- DESCRIPTION OF THE TASK
Give the number of lines that contain the string "mass", please, and nothing else.

- TASK INPUT
--*--

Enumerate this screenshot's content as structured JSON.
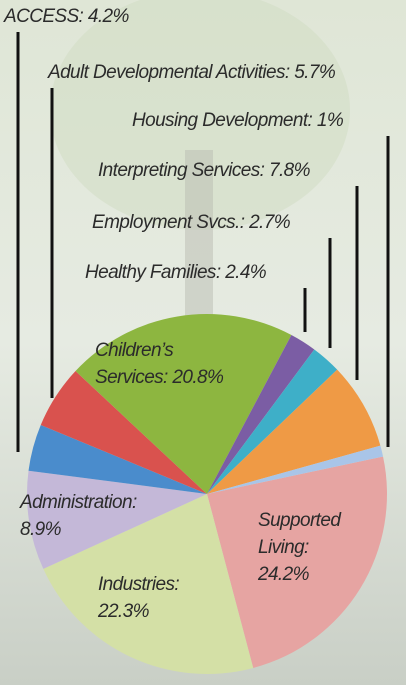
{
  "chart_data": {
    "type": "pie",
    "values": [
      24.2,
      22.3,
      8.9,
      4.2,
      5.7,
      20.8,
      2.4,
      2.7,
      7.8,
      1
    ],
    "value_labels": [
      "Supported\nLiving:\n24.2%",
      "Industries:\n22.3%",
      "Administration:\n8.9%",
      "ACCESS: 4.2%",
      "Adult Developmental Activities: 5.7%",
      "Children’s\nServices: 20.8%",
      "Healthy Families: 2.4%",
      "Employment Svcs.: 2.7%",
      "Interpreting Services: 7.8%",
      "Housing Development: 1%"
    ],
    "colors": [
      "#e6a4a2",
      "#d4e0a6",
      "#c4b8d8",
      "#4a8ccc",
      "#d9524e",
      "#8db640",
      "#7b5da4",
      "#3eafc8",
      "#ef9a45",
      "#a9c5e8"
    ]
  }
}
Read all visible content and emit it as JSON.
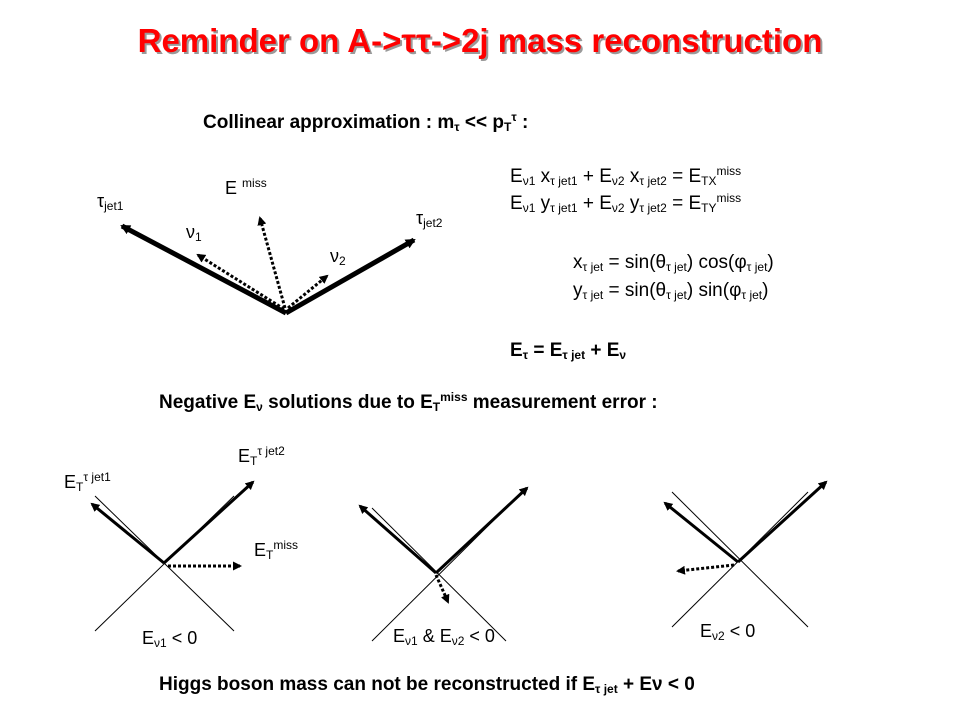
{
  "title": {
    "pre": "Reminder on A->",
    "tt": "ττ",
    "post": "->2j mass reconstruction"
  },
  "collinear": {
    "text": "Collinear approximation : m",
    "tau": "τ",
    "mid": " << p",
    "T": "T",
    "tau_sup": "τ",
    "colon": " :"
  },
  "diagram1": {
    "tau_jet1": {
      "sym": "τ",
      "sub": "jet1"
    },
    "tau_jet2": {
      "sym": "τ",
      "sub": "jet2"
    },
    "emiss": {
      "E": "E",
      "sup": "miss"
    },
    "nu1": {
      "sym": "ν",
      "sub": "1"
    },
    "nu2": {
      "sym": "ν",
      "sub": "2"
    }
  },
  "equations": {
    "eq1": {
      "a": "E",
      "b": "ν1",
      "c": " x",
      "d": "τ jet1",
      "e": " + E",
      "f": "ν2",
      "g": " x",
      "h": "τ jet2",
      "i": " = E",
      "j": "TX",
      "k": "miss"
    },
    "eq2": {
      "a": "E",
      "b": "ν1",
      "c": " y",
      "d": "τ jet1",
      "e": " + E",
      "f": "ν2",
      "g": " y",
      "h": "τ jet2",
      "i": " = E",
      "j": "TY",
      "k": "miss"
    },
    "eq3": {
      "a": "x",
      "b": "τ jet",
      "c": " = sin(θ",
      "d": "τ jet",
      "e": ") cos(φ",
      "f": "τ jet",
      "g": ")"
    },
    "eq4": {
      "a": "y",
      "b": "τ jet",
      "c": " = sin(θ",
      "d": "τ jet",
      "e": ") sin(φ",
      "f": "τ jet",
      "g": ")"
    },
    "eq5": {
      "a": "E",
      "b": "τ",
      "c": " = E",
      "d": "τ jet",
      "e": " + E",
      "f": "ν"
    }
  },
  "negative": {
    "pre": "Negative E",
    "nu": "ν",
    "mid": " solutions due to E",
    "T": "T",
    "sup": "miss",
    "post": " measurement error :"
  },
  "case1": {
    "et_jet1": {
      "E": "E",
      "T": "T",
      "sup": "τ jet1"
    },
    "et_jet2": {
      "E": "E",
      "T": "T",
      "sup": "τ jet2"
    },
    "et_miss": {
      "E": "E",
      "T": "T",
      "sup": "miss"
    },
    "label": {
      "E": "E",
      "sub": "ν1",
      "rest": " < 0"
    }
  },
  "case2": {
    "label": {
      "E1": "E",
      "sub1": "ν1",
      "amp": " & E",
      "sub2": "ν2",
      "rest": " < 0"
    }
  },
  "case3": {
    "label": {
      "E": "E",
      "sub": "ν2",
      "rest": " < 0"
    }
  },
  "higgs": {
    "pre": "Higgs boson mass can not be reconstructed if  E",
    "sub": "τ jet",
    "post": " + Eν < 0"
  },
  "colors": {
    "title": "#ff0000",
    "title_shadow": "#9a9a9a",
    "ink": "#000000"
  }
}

--*--

- CORRECT RESULT
2